What is asked
Write out every line below that includes the word "colors".

━━ Material for the task

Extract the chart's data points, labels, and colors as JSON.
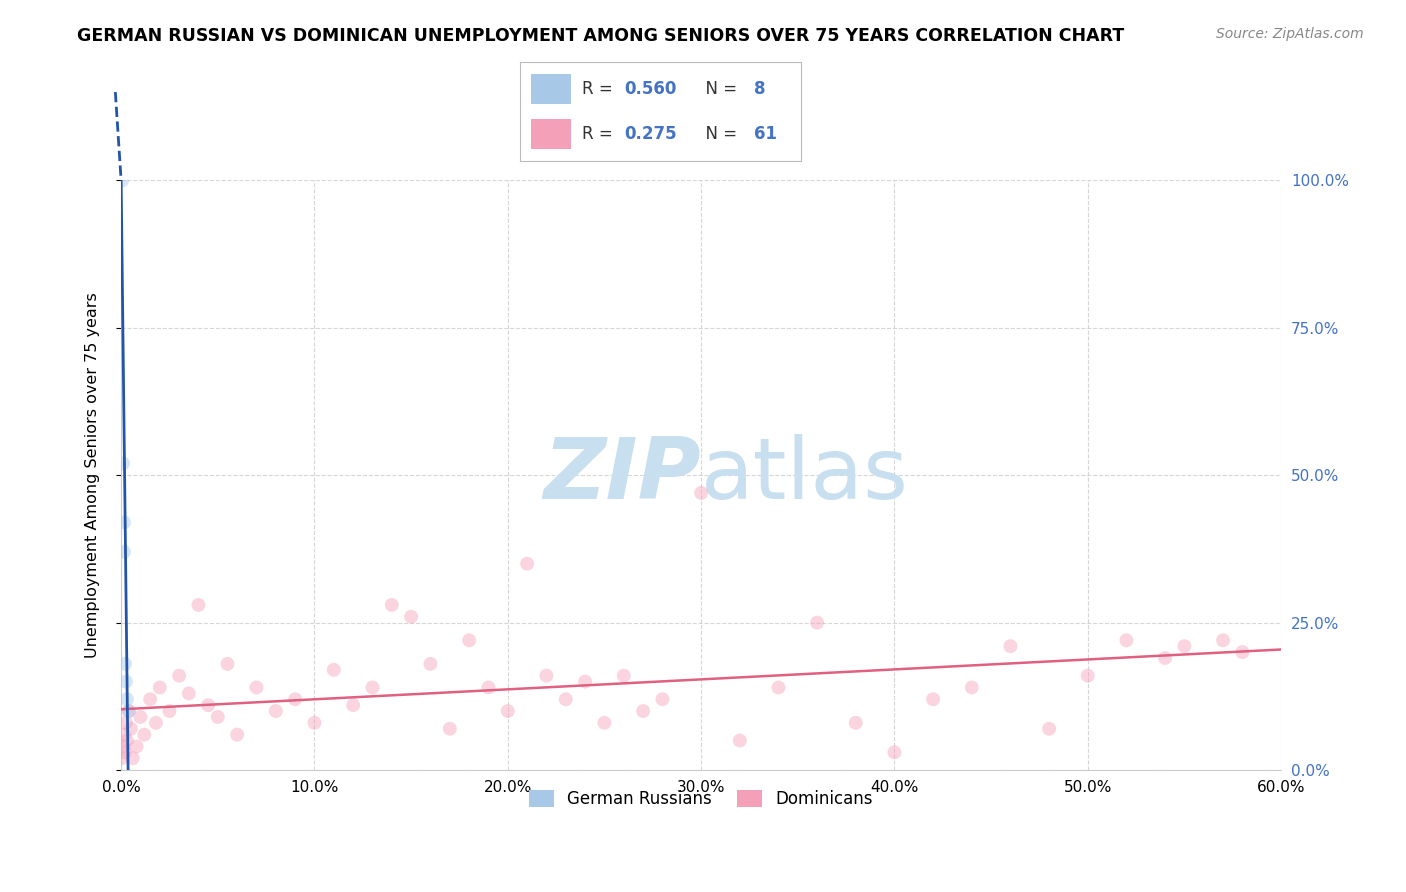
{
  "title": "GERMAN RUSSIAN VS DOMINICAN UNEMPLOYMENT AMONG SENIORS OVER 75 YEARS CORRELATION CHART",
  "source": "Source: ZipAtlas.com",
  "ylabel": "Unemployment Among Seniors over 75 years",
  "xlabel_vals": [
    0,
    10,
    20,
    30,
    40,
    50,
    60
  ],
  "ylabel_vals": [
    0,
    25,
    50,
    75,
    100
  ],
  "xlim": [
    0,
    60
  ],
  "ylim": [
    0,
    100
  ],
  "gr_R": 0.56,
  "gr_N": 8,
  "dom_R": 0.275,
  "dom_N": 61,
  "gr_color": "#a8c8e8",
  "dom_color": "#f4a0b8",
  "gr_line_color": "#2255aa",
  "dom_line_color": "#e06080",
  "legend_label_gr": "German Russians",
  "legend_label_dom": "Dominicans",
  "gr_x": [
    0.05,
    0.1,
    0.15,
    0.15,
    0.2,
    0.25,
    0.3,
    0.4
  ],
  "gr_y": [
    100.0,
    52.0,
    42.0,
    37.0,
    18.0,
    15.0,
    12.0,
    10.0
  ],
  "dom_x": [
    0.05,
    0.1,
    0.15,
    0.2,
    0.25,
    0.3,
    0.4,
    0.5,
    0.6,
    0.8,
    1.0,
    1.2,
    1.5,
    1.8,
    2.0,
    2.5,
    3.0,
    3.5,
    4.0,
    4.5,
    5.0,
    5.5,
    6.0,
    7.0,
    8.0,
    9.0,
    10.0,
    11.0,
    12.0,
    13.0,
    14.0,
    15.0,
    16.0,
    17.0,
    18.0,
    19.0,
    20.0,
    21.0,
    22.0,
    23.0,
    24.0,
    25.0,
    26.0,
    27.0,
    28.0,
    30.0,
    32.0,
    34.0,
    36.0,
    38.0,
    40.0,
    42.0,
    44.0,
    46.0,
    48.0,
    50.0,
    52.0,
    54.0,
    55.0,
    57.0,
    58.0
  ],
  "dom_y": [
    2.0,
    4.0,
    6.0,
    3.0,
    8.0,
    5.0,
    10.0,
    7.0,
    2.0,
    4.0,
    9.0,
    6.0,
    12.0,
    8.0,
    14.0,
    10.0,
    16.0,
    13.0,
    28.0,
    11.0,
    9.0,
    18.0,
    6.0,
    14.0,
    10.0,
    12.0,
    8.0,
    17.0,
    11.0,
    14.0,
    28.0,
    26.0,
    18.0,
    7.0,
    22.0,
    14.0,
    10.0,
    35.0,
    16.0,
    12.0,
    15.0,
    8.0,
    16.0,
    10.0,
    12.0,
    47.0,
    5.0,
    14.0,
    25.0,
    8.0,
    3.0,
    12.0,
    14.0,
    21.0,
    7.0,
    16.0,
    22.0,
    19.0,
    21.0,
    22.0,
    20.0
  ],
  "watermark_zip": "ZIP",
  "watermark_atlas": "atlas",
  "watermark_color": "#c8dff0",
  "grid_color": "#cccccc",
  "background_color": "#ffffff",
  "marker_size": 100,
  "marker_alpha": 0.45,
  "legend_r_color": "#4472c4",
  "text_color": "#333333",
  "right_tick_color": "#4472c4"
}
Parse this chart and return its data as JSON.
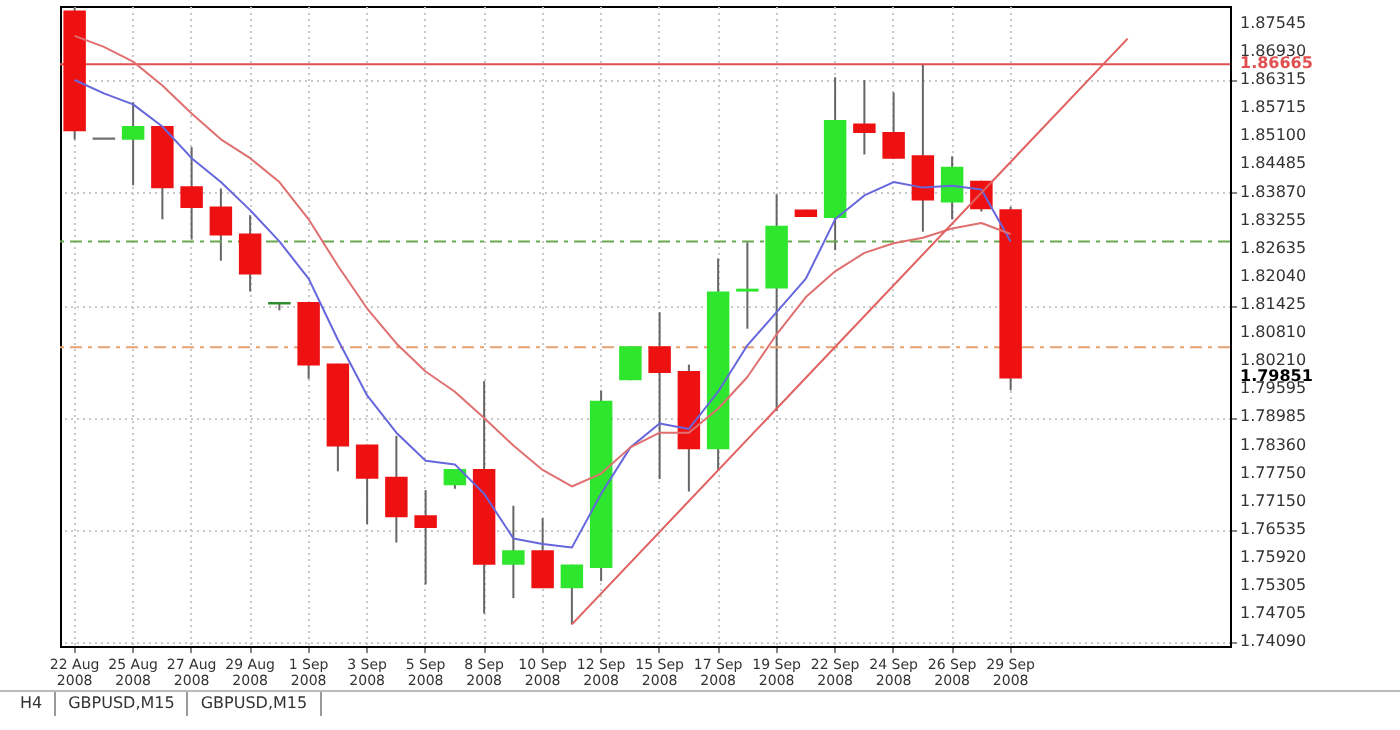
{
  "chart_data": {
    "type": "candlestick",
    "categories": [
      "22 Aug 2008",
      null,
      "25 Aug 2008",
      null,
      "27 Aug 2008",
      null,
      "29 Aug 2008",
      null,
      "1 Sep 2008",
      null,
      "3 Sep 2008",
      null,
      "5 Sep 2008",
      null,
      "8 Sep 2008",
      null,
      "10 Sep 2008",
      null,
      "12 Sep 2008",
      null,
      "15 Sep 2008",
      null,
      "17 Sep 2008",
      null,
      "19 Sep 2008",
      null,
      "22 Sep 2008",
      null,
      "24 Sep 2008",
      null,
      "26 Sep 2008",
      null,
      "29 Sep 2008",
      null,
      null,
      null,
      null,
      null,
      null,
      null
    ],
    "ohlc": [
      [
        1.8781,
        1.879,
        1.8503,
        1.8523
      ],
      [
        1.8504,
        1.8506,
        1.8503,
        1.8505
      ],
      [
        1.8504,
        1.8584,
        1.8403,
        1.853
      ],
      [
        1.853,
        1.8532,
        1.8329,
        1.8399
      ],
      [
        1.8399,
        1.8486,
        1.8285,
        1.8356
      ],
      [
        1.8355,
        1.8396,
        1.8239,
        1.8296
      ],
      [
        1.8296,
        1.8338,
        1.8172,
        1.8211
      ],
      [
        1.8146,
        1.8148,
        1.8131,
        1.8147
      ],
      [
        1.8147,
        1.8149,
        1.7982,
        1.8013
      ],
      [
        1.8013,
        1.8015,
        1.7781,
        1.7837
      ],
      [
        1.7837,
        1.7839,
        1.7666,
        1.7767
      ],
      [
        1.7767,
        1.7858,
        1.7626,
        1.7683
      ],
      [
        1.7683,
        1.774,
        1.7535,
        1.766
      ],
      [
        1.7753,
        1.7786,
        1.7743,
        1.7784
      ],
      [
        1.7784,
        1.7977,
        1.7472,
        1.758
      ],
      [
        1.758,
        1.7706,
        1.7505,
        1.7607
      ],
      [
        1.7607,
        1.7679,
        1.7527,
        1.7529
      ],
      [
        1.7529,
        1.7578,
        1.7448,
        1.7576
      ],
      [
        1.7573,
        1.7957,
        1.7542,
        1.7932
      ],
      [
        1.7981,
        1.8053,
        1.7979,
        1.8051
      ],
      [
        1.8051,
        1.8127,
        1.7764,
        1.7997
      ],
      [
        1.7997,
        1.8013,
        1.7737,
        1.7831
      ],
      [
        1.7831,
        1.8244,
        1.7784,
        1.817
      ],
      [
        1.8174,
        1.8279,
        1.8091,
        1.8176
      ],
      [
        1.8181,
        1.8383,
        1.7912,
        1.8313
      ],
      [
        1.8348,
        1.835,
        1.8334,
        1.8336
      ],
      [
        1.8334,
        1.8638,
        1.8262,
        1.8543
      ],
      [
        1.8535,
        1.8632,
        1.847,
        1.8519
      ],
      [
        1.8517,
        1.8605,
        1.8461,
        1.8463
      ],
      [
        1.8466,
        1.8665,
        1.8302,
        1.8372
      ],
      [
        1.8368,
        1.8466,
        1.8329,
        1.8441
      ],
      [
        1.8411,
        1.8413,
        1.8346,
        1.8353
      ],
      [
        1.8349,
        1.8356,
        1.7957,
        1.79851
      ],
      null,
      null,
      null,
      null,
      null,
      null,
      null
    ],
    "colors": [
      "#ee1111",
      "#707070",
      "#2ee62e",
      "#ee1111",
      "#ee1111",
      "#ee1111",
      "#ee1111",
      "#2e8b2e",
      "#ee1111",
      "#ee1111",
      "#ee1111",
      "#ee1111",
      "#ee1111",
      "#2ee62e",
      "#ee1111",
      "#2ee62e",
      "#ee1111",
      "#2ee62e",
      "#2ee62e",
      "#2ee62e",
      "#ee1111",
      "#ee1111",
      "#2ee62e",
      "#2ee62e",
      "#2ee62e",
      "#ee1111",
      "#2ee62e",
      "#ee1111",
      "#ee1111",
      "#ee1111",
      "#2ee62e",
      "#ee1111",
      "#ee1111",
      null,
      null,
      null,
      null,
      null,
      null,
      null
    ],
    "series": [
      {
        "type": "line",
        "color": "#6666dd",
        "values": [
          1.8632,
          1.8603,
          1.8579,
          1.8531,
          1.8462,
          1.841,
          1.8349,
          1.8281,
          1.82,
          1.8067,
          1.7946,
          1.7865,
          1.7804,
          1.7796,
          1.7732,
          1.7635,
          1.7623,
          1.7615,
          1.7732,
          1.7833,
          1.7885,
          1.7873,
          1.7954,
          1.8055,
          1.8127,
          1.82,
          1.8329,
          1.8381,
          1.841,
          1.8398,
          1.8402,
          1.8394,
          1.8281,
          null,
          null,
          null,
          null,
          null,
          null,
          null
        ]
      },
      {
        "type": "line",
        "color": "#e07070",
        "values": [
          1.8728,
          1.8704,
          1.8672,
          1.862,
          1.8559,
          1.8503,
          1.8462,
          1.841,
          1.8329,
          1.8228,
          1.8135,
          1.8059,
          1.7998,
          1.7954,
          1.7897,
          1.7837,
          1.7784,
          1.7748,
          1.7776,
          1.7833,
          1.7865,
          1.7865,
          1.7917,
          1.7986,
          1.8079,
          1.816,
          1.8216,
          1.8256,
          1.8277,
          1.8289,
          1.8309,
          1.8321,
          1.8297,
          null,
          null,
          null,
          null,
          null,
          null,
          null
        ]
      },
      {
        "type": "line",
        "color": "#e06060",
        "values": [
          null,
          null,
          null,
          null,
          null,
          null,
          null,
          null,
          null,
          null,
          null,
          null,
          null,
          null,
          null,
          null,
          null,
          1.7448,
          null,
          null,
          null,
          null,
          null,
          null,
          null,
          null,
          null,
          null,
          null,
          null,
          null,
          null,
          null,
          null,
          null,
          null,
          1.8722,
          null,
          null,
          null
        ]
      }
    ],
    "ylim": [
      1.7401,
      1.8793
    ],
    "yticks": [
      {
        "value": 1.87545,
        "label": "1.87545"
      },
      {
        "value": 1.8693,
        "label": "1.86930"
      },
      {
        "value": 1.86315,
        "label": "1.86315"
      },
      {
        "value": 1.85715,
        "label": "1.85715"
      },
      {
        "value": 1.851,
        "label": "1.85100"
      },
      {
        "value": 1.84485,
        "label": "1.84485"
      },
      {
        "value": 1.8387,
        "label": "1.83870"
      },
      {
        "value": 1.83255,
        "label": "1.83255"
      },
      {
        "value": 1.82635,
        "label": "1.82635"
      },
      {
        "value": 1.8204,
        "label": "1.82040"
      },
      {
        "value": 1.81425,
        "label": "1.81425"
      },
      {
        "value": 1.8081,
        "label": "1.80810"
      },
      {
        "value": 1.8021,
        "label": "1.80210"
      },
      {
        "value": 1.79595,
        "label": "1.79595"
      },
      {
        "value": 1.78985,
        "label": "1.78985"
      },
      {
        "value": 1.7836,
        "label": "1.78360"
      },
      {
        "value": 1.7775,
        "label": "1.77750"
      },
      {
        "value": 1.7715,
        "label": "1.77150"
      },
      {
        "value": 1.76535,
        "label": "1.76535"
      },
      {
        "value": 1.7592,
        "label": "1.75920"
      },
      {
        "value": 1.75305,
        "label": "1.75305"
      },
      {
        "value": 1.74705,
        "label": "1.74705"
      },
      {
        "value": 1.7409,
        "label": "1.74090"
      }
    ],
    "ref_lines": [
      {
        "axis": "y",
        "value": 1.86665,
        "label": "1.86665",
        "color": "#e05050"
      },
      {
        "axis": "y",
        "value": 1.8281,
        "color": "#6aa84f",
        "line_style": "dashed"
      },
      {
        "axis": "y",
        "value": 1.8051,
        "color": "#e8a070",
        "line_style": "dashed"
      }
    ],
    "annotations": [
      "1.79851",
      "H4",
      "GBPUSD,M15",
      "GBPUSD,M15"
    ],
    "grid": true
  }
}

━━━━

Task answer
Extract the chart's data points, labels, and colors as JSON.
    "colors": [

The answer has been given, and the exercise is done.